# truespock's toy collection



## truespock (Apr 18, 2015)

https://youtu.be/rUq_BNP7ehs


----------



## Josiah (Apr 18, 2015)

Wow! Some collection.


----------



## SeaBreeze (Apr 18, 2015)

Amazing collection and nicely put together slideshow there Truespock!


----------



## AZ Jim (Apr 18, 2015)

Well done Peter.


----------



## Glinda (Apr 18, 2015)

WOW - this is an incredible collection but I can't help thinking it must be quite a chore to dust all this stuff!


----------



## AZ Jim (Apr 18, 2015)

Glinda said:


> WOW - this is an incredible collection but I can't help thinking it must be quite a chore to dust all this stuff!



But it's done lovingly...


----------



## SeaBreeze (Apr 18, 2015)

Lol Glinda, my thoughts too as I was watching the video...break out the canned air.


----------



## Ameriscot (Apr 19, 2015)

WOW!!  What an amazing collection.  I'm especially fond of tall ships models.


----------



## truespock (Apr 19, 2015)

Glinda said:


> WOW - this is an incredible collection but I can't help thinking it must be quite a chore to dust all this stuff!



What's that?!  I'm supposed to DUST it?!  Who knew!!

(Nah, just kidding.  I dust in rotation, a small section each day, so that the entire collection gets done every month.  I think of this as 'playing with my toys'.


----------

▶ INSTRUCTION
Write out the stretch of the toy collection thread from "## truespock (Apr 19, 2015)" through "with my toys'." again, substituting "week" for "month".

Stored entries

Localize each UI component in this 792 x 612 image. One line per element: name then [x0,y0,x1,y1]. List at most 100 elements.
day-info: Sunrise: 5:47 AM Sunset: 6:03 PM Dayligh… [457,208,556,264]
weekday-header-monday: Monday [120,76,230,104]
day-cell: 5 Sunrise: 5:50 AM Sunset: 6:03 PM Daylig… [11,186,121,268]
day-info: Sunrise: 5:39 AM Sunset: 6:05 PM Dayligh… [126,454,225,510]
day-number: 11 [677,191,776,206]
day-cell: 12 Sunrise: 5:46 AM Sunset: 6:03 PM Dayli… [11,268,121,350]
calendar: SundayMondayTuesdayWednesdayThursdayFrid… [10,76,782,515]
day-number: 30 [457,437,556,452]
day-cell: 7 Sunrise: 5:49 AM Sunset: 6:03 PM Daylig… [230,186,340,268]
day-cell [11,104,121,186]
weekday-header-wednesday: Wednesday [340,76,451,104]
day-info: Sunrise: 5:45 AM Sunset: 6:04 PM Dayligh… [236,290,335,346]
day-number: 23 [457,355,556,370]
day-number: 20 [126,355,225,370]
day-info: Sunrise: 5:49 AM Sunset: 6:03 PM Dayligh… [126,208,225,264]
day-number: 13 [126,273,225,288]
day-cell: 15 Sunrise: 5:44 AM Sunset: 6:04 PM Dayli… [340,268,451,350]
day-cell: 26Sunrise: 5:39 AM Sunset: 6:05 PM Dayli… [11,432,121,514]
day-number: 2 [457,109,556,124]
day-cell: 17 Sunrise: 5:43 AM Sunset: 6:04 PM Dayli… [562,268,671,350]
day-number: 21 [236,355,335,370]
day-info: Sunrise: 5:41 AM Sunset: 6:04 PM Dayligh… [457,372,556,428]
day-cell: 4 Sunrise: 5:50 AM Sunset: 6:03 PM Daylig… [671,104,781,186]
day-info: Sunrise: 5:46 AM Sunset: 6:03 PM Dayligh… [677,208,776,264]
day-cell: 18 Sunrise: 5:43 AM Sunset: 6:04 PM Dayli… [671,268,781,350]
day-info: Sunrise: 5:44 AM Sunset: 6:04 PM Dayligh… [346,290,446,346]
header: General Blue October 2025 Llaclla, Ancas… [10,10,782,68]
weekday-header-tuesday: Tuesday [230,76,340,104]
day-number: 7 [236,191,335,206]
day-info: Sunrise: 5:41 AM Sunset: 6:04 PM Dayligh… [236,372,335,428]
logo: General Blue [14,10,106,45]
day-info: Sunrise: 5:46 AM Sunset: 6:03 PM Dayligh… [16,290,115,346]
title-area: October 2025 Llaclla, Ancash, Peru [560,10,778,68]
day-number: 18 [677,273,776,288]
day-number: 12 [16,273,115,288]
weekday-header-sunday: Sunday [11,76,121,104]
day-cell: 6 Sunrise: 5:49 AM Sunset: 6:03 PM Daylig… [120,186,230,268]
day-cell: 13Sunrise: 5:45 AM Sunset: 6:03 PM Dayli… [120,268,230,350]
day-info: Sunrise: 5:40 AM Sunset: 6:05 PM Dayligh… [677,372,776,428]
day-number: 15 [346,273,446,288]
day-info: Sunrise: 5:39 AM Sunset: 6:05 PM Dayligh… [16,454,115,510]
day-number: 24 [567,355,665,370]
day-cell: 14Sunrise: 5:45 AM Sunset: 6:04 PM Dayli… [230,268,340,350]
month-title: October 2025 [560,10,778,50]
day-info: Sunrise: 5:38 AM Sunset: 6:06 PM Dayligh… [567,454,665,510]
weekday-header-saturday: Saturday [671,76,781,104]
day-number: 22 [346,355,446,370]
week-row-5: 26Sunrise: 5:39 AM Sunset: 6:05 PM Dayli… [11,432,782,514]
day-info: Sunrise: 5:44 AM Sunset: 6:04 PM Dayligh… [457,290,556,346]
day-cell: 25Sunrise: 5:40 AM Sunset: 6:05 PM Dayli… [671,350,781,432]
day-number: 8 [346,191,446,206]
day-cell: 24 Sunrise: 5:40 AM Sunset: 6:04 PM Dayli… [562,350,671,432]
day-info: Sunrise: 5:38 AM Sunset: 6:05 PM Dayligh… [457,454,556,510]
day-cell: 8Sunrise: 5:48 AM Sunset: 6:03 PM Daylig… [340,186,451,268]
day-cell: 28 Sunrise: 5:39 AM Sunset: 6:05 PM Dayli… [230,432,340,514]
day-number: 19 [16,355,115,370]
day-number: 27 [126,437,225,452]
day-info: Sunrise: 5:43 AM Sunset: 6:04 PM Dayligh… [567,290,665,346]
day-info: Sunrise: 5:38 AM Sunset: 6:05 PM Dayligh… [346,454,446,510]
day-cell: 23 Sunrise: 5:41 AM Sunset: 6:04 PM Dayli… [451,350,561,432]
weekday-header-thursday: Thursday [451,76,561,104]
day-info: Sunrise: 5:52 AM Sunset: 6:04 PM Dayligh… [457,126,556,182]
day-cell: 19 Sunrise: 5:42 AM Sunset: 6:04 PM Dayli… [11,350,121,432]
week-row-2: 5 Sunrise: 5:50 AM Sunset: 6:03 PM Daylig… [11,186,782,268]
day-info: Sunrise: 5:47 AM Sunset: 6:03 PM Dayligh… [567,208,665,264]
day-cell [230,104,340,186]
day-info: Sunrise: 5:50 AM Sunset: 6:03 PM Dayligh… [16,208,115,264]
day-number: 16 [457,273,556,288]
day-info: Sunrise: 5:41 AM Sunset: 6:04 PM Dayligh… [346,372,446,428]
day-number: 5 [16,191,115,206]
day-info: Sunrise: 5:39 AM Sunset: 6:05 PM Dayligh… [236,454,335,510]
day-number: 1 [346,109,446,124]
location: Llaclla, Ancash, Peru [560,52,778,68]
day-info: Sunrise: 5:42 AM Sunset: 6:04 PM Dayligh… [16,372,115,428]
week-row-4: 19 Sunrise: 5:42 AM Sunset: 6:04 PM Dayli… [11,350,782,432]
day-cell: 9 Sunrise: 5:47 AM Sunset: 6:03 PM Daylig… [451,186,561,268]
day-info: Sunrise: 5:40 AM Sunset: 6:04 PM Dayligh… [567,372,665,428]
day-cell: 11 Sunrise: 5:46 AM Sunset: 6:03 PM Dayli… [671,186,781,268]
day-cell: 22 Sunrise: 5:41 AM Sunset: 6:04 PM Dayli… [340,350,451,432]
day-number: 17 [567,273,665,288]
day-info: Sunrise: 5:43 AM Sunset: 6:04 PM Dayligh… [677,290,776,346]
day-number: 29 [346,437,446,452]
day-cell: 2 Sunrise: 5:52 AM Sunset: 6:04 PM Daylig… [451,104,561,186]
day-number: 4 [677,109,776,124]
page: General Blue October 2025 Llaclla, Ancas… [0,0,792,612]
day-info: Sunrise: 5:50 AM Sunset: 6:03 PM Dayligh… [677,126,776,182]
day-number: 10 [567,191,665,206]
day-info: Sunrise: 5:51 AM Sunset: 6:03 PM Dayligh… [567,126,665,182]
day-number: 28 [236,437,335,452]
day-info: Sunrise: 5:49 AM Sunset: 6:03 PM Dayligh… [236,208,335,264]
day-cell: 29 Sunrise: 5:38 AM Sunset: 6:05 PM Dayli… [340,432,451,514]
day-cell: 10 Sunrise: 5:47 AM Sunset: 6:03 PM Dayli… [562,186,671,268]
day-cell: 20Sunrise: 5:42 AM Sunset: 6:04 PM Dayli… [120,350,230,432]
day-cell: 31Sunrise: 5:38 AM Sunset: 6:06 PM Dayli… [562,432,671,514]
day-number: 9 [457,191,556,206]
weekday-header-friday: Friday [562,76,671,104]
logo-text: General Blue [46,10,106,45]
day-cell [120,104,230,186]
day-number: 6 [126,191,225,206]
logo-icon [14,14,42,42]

▶ WRITTEN SOLUTION
## truespock (Apr 19, 2015)

Glinda said:


> WOW - this is an incredible collection but I can't help thinking it must be quite a chore to dust all this stuff!



What's that?!  I'm supposed to DUST it?!  Who knew!!

(Nah, just kidding.  I dust in rotation, a small section each day, so that the entire collection gets done every week.  I think of this as 'playing with my toys'.